Locate the string "named" throughout the material and copy every line in which it occurs.

─── Records to use ───

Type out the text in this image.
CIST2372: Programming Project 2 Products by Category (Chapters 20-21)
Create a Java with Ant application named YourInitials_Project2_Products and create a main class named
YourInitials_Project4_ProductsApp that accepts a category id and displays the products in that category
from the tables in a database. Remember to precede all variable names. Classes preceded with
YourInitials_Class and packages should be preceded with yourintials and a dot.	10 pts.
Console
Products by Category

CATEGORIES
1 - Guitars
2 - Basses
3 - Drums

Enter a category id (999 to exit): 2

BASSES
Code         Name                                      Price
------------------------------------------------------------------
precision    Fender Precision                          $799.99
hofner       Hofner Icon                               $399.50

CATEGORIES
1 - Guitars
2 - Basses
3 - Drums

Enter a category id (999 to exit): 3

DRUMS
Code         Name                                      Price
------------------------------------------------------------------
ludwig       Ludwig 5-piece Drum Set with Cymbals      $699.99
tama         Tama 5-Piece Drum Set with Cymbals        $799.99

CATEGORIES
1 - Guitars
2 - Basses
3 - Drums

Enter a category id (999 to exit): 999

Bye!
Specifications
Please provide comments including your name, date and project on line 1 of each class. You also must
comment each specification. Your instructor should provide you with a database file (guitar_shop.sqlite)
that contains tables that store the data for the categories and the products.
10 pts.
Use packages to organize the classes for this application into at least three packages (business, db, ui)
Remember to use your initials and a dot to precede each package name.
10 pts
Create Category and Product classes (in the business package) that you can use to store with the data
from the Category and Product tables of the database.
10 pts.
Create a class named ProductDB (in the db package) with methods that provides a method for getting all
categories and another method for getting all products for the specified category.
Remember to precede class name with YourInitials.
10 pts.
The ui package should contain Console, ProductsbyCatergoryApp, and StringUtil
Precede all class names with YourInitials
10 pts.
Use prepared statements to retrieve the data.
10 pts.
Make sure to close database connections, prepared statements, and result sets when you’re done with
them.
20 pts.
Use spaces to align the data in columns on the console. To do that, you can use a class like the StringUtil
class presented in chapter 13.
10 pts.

───

Task solution
Create a Java with Ant application named YourInitials_Project2_Products and create a main class named
Create a class named ProductDB (in the db package) with methods that provides a method for getting all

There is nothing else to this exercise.